___ Given entries ___
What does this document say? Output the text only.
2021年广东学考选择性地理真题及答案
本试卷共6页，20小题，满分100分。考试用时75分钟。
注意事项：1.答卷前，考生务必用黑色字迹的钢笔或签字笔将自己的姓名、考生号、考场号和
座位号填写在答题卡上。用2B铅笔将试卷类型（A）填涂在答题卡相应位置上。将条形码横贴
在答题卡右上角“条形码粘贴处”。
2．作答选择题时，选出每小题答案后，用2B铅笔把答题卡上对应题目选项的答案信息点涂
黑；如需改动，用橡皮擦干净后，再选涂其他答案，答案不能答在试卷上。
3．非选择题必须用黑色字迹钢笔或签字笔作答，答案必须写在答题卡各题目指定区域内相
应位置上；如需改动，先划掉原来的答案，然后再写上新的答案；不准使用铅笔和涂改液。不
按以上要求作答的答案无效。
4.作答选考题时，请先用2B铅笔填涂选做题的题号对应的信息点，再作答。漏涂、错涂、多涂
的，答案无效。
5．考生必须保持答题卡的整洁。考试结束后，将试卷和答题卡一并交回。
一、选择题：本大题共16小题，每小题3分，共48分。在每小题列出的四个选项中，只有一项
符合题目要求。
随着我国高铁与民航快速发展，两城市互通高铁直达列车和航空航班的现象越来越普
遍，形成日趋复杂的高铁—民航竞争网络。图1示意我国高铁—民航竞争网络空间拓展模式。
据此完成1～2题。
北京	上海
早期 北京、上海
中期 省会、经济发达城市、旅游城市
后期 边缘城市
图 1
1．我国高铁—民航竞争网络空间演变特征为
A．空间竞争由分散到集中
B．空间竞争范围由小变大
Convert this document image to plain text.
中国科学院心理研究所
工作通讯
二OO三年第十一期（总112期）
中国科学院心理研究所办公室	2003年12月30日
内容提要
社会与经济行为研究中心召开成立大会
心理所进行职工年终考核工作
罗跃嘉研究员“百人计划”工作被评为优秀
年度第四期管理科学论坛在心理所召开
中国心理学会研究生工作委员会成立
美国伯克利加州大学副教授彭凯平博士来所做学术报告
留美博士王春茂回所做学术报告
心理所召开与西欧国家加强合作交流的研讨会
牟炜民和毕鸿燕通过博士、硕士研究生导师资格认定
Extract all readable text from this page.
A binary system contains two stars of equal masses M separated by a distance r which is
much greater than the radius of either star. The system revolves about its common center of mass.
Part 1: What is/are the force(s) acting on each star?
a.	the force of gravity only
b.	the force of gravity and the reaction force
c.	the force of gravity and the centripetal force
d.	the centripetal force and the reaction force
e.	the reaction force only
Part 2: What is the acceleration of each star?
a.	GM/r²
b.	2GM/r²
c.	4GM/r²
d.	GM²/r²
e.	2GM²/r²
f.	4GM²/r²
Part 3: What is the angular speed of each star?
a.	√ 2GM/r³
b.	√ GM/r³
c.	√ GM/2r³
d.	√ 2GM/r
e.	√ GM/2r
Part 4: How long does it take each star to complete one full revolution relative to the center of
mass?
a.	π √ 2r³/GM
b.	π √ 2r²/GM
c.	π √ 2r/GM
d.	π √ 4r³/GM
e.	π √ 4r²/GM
___
Write out the data exactly as it stands.

Response to this task -
What does this document say? Output the text only.
2021年广东学考选择性地理真题及答案
本试卷共6页，20小题，满分100分。考试用时75分钟。
注意事项：1.答卷前，考生务必用黑色字迹的钢笔或签字笔将自己的姓名、考生号、考场号和
座位号填写在答题卡上。用2B铅笔将试卷类型（A）填涂在答题卡相应位置上。将条形码横贴
在答题卡右上角“条形码粘贴处”。
2．作答选择题时，选出每小题答案后，用2B铅笔把答题卡上对应题目选项的答案信息点涂
黑；如需改动，用橡皮擦干净后，再选涂其他答案，答案不能答在试卷上。
3．非选择题必须用黑色字迹钢笔或签字笔作答，答案必须写在答题卡各题目指定区域内相
应位置上；如需改动，先划掉原来的答案，然后再写上新的答案；不准使用铅笔和涂改液。不
按以上要求作答的答案无效。
4.作答选考题时，请先用2B铅笔填涂选做题的题号对应的信息点，再作答。漏涂、错涂、多涂
的，答案无效。
5．考生必须保持答题卡的整洁。考试结束后，将试卷和答题卡一并交回。
一、选择题：本大题共16小题，每小题3分，共48分。在每小题列出的四个选项中，只有一项
符合题目要求。
随着我国高铁与民航快速发展，两城市互通高铁直达列车和航空航班的现象越来越普
遍，形成日趋复杂的高铁—民航竞争网络。图1示意我国高铁—民航竞争网络空间拓展模式。
据此完成1～2题。
北京	上海
早期 北京、上海
中期 省会、经济发达城市、旅游城市
后期 边缘城市
图 1
1．我国高铁—民航竞争网络空间演变特征为
A．空间竞争由分散到集中
B．空间竞争范围由小变大
Convert this document image to plain text.
中国科学院心理研究所
工作通讯
二OO三年第十一期（总112期）
中国科学院心理研究所办公室	2003年12月30日
内容提要
社会与经济行为研究中心召开成立大会
心理所进行职工年终考核工作
罗跃嘉研究员“百人计划”工作被评为优秀
年度第四期管理科学论坛在心理所召开
中国心理学会研究生工作委员会成立
美国伯克利加州大学副教授彭凯平博士来所做学术报告
留美博士王春茂回所做学术报告
心理所召开与西欧国家加强合作交流的研讨会
牟炜民和毕鸿燕通过博士、硕士研究生导师资格认定
Extract all readable text from this page.
A binary system contains two stars of equal masses M separated by a distance r which is
much greater than the radius of either star. The system revolves about its common center of mass.
Part 1: What is/are the force(s) acting on each star?
a.	the force of gravity only
b.	the force of gravity and the reaction force
c.	the force of gravity and the centripetal force
d.	the centripetal force and the reaction force
e.	the reaction force only
Part 2: What is the acceleration of each star?
a.	GM/r²
b.	2GM/r²
c.	4GM/r²
d.	GM²/r²
e.	2GM²/r²
f.	4GM²/r²
Part 3: What is the angular speed of each star?
a.	√ 2GM/r³
b.	√ GM/r³
c.	√ GM/2r³
d.	√ 2GM/r
e.	√ GM/2r
Part 4: How long does it take each star to complete one full revolution relative to the center of
mass?
a.	π √ 2r³/GM
b.	π √ 2r²/GM
c.	π √ 2r/GM
d.	π √ 4r³/GM
e.	π √ 4r²/GM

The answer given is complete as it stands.